The request ▸ The listing below must be repeated word for word, with its images excluded.

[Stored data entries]
..............................

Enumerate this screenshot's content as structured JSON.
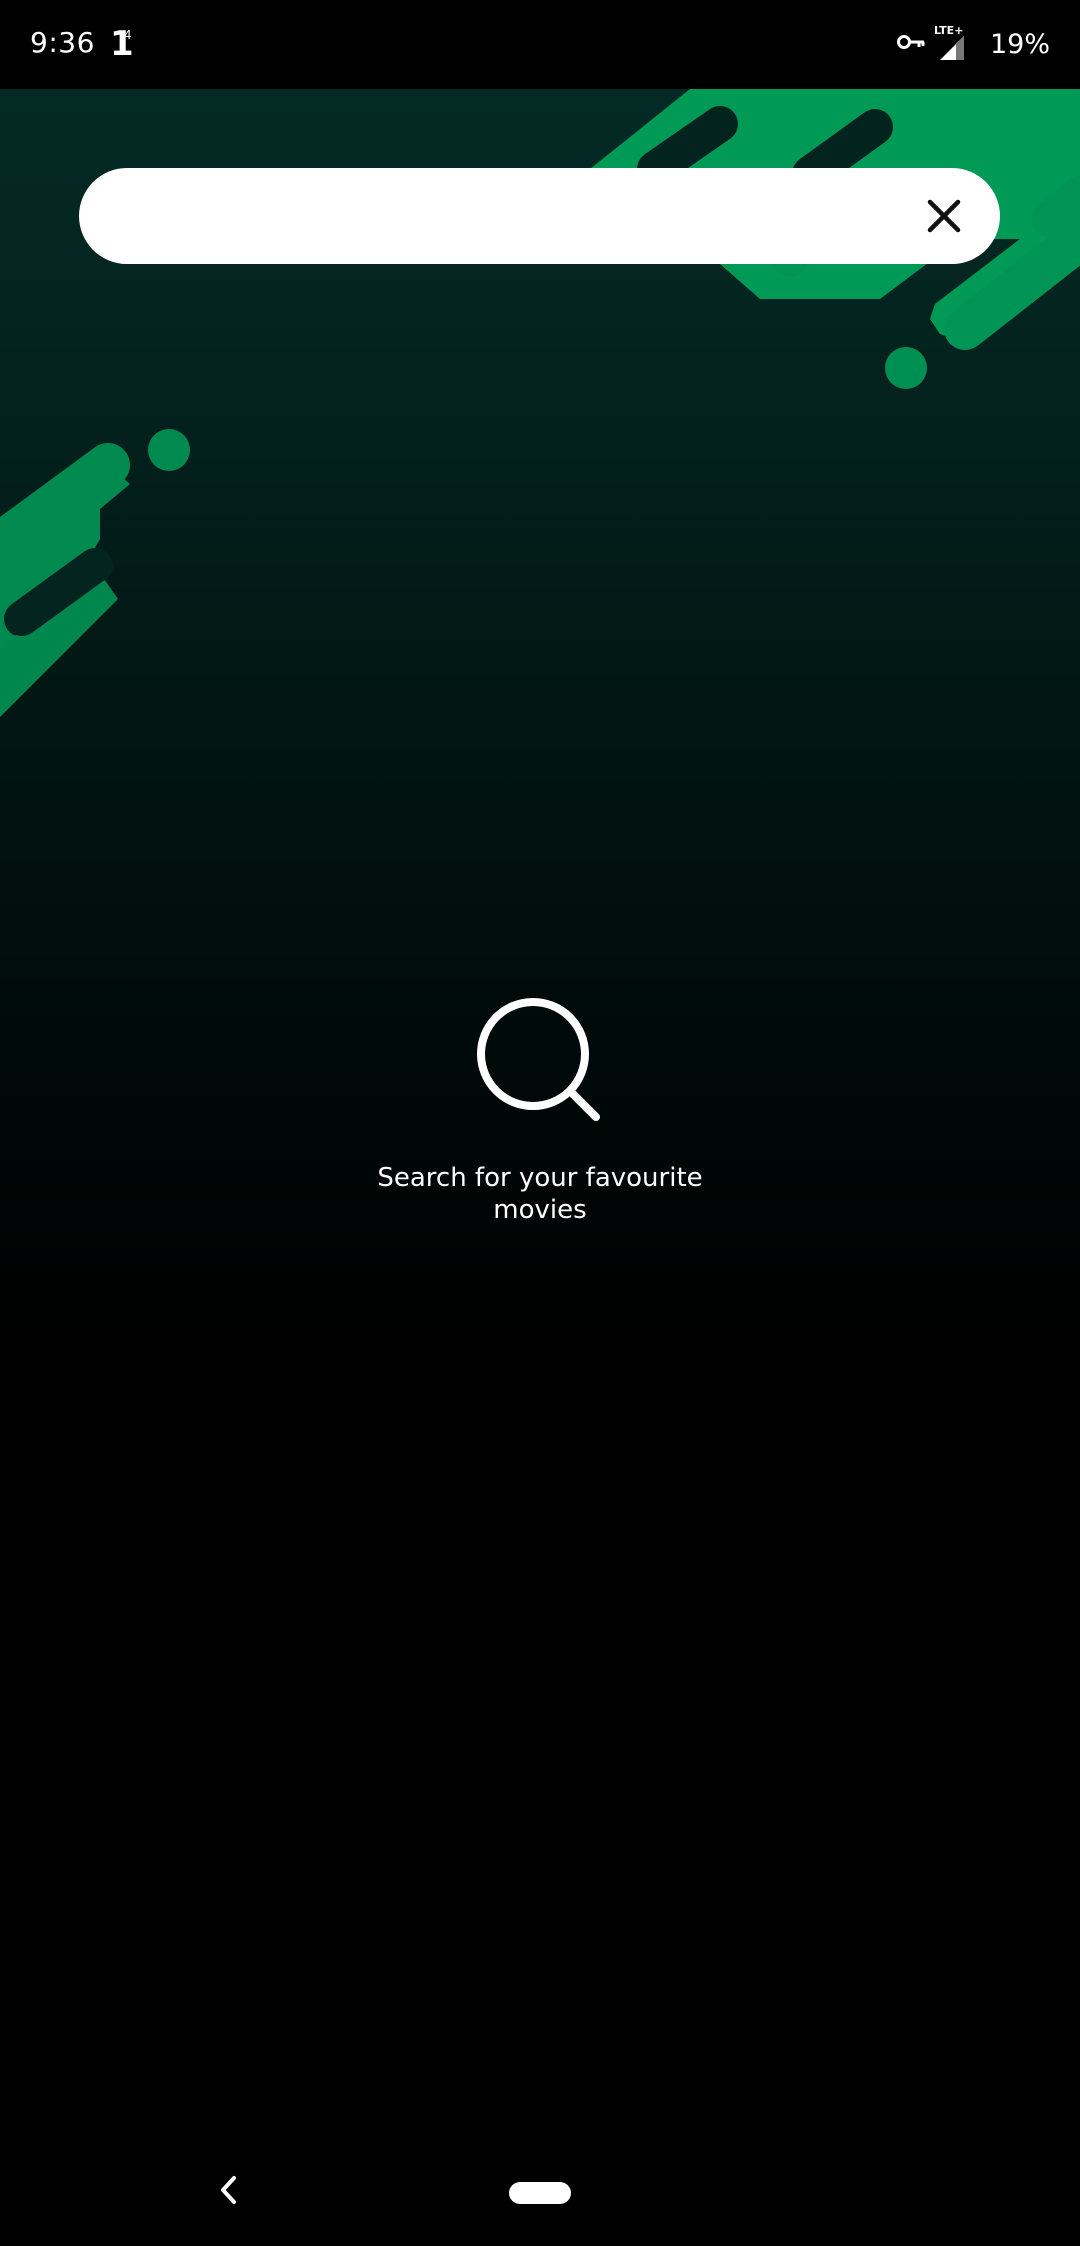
{
  "status_bar": {
    "time": "9:36",
    "notification_glyph": "1",
    "notification_superscript": "4",
    "network_label": "LTE+",
    "battery": "19%",
    "icons": [
      "vpn-key-icon",
      "signal-icon"
    ]
  },
  "search": {
    "value": "",
    "placeholder": "",
    "clear_icon": "close-icon"
  },
  "empty_state": {
    "icon": "search-icon",
    "message": "Search for your favourite movies"
  },
  "nav": {
    "back_icon": "chevron-left-icon",
    "home_icon": "home-pill-icon"
  },
  "colors": {
    "accent_green": "#00a85e",
    "background_top": "#042a25",
    "background": "#000000"
  }
}
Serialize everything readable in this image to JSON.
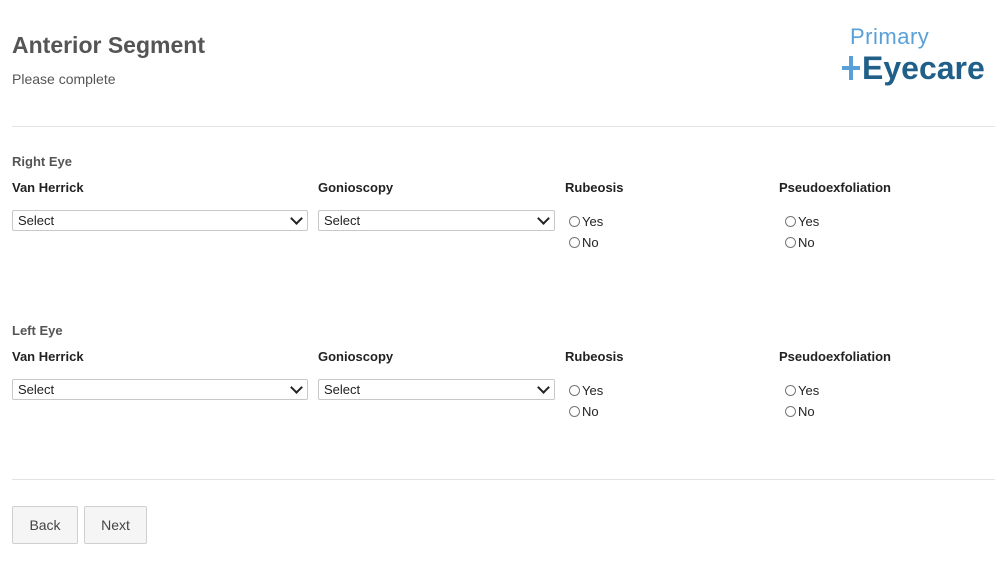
{
  "header": {
    "title": "Anterior Segment",
    "subtitle": "Please complete"
  },
  "logo": {
    "top": "Primary",
    "bottom": "Eyecare",
    "colors": {
      "accent": "#5aa0d8",
      "brand": "#1f5f88"
    }
  },
  "columns": {
    "van_herrick": "Van Herrick",
    "gonioscopy": "Gonioscopy",
    "rubeosis": "Rubeosis",
    "pseudoexfoliation": "Pseudoexfoliation"
  },
  "right_eye": {
    "label": "Right Eye",
    "van_herrick_value": "Select",
    "gonioscopy_value": "Select",
    "rubeosis": {
      "yes": "Yes",
      "no": "No"
    },
    "pseudoexfoliation": {
      "yes": "Yes",
      "no": "No"
    }
  },
  "left_eye": {
    "label": "Left Eye",
    "van_herrick_value": "Select",
    "gonioscopy_value": "Select",
    "rubeosis": {
      "yes": "Yes",
      "no": "No"
    },
    "pseudoexfoliation": {
      "yes": "Yes",
      "no": "No"
    }
  },
  "buttons": {
    "back": "Back",
    "next": "Next"
  }
}
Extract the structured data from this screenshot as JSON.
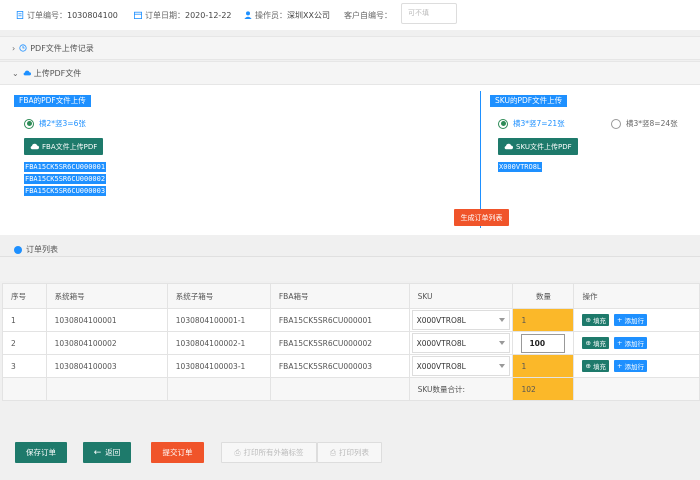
{
  "header": {
    "order_no_label": "订单编号：",
    "order_no": "1030804100",
    "order_date_label": "订单日期：",
    "order_date": "2020-12-22",
    "operator_label": "操作员：",
    "operator": "深圳XX公司",
    "customer_no_label": "客户自编号：",
    "customer_no_placeholder": "可不填"
  },
  "sections": {
    "pdf_history": "PDF文件上传记录",
    "upload_pdf": "上传PDF文件"
  },
  "fba": {
    "title": "FBA的PDF文件上传",
    "radio_label": "横2*竖3=6张",
    "upload_label": "FBA文件上传PDF",
    "files": [
      "FBA15CK5SR6CU000001",
      "FBA15CK5SR6CU000002",
      "FBA15CK5SR6CU000003"
    ]
  },
  "sku": {
    "title": "SKU的PDF文件上传",
    "radio1_label": "横3*竖7=21张",
    "radio2_label": "横3*竖8=24张",
    "upload_label": "SKU文件上传PDF",
    "files": [
      "X000VTRO8L"
    ]
  },
  "generate_button": "生成订单列表",
  "order_list": {
    "title": "订单列表",
    "columns": [
      "序号",
      "系统箱号",
      "系统子箱号",
      "FBA箱号",
      "SKU",
      "数量",
      "操作"
    ],
    "rows": [
      {
        "seq": "1",
        "box": "1030804100001",
        "subbox": "1030804100001-1",
        "fba": "FBA15CK5SR6CU000001",
        "sku": "X000VTRO8L",
        "qty": "1"
      },
      {
        "seq": "2",
        "box": "1030804100002",
        "subbox": "1030804100002-1",
        "fba": "FBA15CK5SR6CU000002",
        "sku": "X000VTRO8L",
        "qty": "100"
      },
      {
        "seq": "3",
        "box": "1030804100003",
        "subbox": "1030804100003-1",
        "fba": "FBA15CK5SR6CU000003",
        "sku": "X000VTRO8L",
        "qty": "1"
      }
    ],
    "fill_label": "填充",
    "add_row_label": "添加行",
    "sum_label": "SKU数量合计:",
    "sum_value": "102"
  },
  "buttons": {
    "save": "保存订单",
    "back": "返回",
    "submit": "提交订单",
    "print_labels": "打印所有外箱标签",
    "print_list": "打印列表"
  },
  "colors": {
    "accent_blue": "#1e90ff",
    "teal": "#1e7a6b",
    "orange_red": "#f0542a",
    "qty_yellow": "#fbb829"
  }
}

..............................

Correct output ▸
Enumerate this screenshot's content as structured JSON.
{
  "status_bar": {
    "time": "9:36",
    "notification_glyph": "1",
    "notification_superscript": "4",
    "network_label": "LTE+",
    "battery": "19%",
    "icons": [
      "vpn-key-icon",
      "signal-icon"
    ]
  },
  "search": {
    "value": "",
    "placeholder": "",
    "clear_icon": "close-icon"
  },
  "empty_state": {
    "icon": "search-icon",
    "message": "Search for your favourite movies"
  },
  "nav": {
    "back_icon": "chevron-left-icon",
    "home_icon": "home-pill-icon"
  },
  "colors": {
    "accent_green": "#00a85e",
    "background_top": "#042a25",
    "background": "#000000"
  }
}
Serialize everything readable in this image to JSON.
{
  "header": {
    "title": "Anterior Segment",
    "subtitle": "Please complete"
  },
  "logo": {
    "top": "Primary",
    "bottom": "Eyecare",
    "colors": {
      "accent": "#5aa0d8",
      "brand": "#1f5f88"
    }
  },
  "columns": {
    "van_herrick": "Van Herrick",
    "gonioscopy": "Gonioscopy",
    "rubeosis": "Rubeosis",
    "pseudoexfoliation": "Pseudoexfoliation"
  },
  "right_eye": {
    "label": "Right Eye",
    "van_herrick_value": "Select",
    "gonioscopy_value": "Select",
    "rubeosis": {
      "yes": "Yes",
      "no": "No"
    },
    "pseudoexfoliation": {
      "yes": "Yes",
      "no": "No"
    }
  },
  "left_eye": {
    "label": "Left Eye",
    "van_herrick_value": "Select",
    "gonioscopy_value": "Select",
    "rubeosis": {
      "yes": "Yes",
      "no": "No"
    },
    "pseudoexfoliation": {
      "yes": "Yes",
      "no": "No"
    }
  },
  "buttons": {
    "back": "Back",
    "next": "Next"
  }
}
Extract the structured data from this screenshot as JSON.
{
  "header": {
    "order_no_label": "订单编号：",
    "order_no": "1030804100",
    "order_date_label": "订单日期：",
    "order_date": "2020-12-22",
    "operator_label": "操作员：",
    "operator": "深圳XX公司",
    "customer_no_label": "客户自编号：",
    "customer_no_placeholder": "可不填"
  },
  "sections": {
    "pdf_history": "PDF文件上传记录",
    "upload_pdf": "上传PDF文件"
  },
  "fba": {
    "title": "FBA的PDF文件上传",
    "radio_label": "横2*竖3=6张",
    "upload_label": "FBA文件上传PDF",
    "files": [
      "FBA15CK5SR6CU000001",
      "FBA15CK5SR6CU000002",
      "FBA15CK5SR6CU000003"
    ]
  },
  "sku": {
    "title": "SKU的PDF文件上传",
    "radio1_label": "横3*竖7=21张",
    "radio2_label": "横3*竖8=24张",
    "upload_label": "SKU文件上传PDF",
    "files": [
      "X000VTRO8L"
    ]
  },
  "generate_button": "生成订单列表",
  "order_list": {
    "title": "订单列表",
    "columns": [
      "序号",
      "系统箱号",
      "系统子箱号",
      "FBA箱号",
      "SKU",
      "数量",
      "操作"
    ],
    "rows": [
      {
        "seq": "1",
        "box": "1030804100001",
        "subbox": "1030804100001-1",
        "fba": "FBA15CK5SR6CU000001",
        "sku": "X000VTRO8L",
        "qty": "1"
      },
      {
        "seq": "2",
        "box": "1030804100002",
        "subbox": "1030804100002-1",
        "fba": "FBA15CK5SR6CU000002",
        "sku": "X000VTRO8L",
        "qty": "100"
      },
      {
        "seq": "3",
        "box": "1030804100003",
        "subbox": "1030804100003-1",
        "fba": "FBA15CK5SR6CU000003",
        "sku": "X000VTRO8L",
        "qty": "1"
      }
    ],
    "fill_label": "填充",
    "add_row_label": "添加行",
    "sum_label": "SKU数量合计:",
    "sum_value": "102"
  },
  "buttons": {
    "save": "保存订单",
    "back": "返回",
    "submit": "提交订单",
    "print_labels": "打印所有外箱标签",
    "print_list": "打印列表"
  },
  "colors": {
    "accent_blue": "#1e90ff",
    "teal": "#1e7a6b",
    "orange_red": "#f0542a",
    "qty_yellow": "#fbb829"
  }
}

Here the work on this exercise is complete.